▶ **TASK INSTRUCTIONS**: The data must be written out once more, precisely as given.

▶ **DATA LISTING**:

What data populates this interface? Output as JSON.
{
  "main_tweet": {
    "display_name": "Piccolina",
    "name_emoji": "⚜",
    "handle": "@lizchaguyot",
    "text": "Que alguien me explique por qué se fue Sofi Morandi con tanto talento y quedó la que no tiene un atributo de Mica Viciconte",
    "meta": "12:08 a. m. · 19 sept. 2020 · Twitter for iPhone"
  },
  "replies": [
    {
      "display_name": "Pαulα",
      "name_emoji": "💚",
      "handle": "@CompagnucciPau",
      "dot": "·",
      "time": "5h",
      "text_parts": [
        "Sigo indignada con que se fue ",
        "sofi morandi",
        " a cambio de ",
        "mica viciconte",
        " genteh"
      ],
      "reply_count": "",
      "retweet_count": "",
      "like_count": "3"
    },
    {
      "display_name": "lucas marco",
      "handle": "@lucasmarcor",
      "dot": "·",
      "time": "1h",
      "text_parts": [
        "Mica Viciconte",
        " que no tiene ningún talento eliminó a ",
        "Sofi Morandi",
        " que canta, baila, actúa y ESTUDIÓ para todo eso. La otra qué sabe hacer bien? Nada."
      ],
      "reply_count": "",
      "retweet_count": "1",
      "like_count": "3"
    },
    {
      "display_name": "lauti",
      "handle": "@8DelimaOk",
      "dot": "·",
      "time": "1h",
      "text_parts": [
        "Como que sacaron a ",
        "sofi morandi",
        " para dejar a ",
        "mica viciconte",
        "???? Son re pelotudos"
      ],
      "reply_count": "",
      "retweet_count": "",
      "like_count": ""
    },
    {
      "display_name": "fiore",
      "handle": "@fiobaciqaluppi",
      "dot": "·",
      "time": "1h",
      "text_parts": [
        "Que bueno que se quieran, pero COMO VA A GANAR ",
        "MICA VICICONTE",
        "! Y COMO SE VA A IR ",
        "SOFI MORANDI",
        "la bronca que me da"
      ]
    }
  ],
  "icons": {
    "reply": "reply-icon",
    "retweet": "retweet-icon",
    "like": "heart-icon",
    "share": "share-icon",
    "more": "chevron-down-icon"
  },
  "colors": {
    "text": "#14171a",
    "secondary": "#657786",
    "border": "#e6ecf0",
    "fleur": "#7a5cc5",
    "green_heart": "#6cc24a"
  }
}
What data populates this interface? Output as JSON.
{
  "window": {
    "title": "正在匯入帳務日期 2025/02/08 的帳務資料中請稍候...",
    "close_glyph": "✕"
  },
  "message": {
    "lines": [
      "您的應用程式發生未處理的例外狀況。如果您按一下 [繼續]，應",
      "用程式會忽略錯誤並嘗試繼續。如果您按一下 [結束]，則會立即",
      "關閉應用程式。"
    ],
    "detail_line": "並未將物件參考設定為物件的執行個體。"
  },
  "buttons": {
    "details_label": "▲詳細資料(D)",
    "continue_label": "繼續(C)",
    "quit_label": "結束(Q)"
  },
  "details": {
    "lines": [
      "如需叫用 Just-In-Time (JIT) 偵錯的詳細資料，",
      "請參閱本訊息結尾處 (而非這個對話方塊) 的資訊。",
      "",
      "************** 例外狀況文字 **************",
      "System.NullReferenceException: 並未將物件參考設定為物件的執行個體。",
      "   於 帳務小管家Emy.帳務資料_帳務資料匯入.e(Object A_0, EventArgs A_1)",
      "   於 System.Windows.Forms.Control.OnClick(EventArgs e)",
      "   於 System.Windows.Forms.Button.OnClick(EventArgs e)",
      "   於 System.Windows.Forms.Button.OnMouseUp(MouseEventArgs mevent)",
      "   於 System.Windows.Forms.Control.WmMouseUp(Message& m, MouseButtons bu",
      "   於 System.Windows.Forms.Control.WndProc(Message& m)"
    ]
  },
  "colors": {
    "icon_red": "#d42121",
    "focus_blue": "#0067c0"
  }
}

▶ **SOLVED EXERCISE**:
What data populates this interface? Output as JSON.
{
  "main_tweet": {
    "display_name": "Piccolina",
    "name_emoji": "⚜",
    "handle": "@lizchaguyot",
    "text": "Que alguien me explique por qué se fue Sofi Morandi con tanto talento y quedó la que no tiene un atributo de Mica Viciconte",
    "meta": "12:08 a. m. · 19 sept. 2020 · Twitter for iPhone"
  },
  "replies": [
    {
      "display_name": "Pαulα",
      "name_emoji": "💚",
      "handle": "@CompagnucciPau",
      "dot": "·",
      "time": "5h",
      "text_parts": [
        "Sigo indignada con que se fue ",
        "sofi morandi",
        " a cambio de ",
        "mica viciconte",
        " genteh"
      ],
      "reply_count": "",
      "retweet_count": "",
      "like_count": "3"
    },
    {
      "display_name": "lucas marco",
      "handle": "@lucasmarcor",
      "dot": "·",
      "time": "1h",
      "text_parts": [
        "Mica Viciconte",
        " que no tiene ningún talento eliminó a ",
        "Sofi Morandi",
        " que canta, baila, actúa y ESTUDIÓ para todo eso. La otra qué sabe hacer bien? Nada."
      ],
      "reply_count": "",
      "retweet_count": "1",
      "like_count": "3"
    },
    {
      "display_name": "lauti",
      "handle": "@8DelimaOk",
      "dot": "·",
      "time": "1h",
      "text_parts": [
        "Como que sacaron a ",
        "sofi morandi",
        " para dejar a ",
        "mica viciconte",
        "???? Son re pelotudos"
      ],
      "reply_count": "",
      "retweet_count": "",
      "like_count": ""
    },
    {
      "display_name": "fiore",
      "handle": "@fiobaciqaluppi",
      "dot": "·",
      "time": "1h",
      "text_parts": [
        "Que bueno que se quieran, pero COMO VA A GANAR ",
        "MICA VICICONTE",
        "! Y COMO SE VA A IR ",
        "SOFI MORANDI",
        "la bronca que me da"
      ]
    }
  ],
  "icons": {
    "reply": "reply-icon",
    "retweet": "retweet-icon",
    "like": "heart-icon",
    "share": "share-icon",
    "more": "chevron-down-icon"
  },
  "colors": {
    "text": "#14171a",
    "secondary": "#657786",
    "border": "#e6ecf0",
    "fleur": "#7a5cc5",
    "green_heart": "#6cc24a"
  }
}
What data populates this interface? Output as JSON.
{
  "window": {
    "title": "正在匯入帳務日期 2025/02/08 的帳務資料中請稍候...",
    "close_glyph": "✕"
  },
  "message": {
    "lines": [
      "您的應用程式發生未處理的例外狀況。如果您按一下 [繼續]，應",
      "用程式會忽略錯誤並嘗試繼續。如果您按一下 [結束]，則會立即",
      "關閉應用程式。"
    ],
    "detail_line": "並未將物件參考設定為物件的執行個體。"
  },
  "buttons": {
    "details_label": "▲詳細資料(D)",
    "continue_label": "繼續(C)",
    "quit_label": "結束(Q)"
  },
  "details": {
    "lines": [
      "如需叫用 Just-In-Time (JIT) 偵錯的詳細資料，",
      "請參閱本訊息結尾處 (而非這個對話方塊) 的資訊。",
      "",
      "************** 例外狀況文字 **************",
      "System.NullReferenceException: 並未將物件參考設定為物件的執行個體。",
      "   於 帳務小管家Emy.帳務資料_帳務資料匯入.e(Object A_0, EventArgs A_1)",
      "   於 System.Windows.Forms.Control.OnClick(EventArgs e)",
      "   於 System.Windows.Forms.Button.OnClick(EventArgs e)",
      "   於 System.Windows.Forms.Button.OnMouseUp(MouseEventArgs mevent)",
      "   於 System.Windows.Forms.Control.WmMouseUp(Message& m, MouseButtons bu",
      "   於 System.Windows.Forms.Control.WndProc(Message& m)"
    ]
  },
  "colors": {
    "icon_red": "#d42121",
    "focus_blue": "#0067c0"
  }
}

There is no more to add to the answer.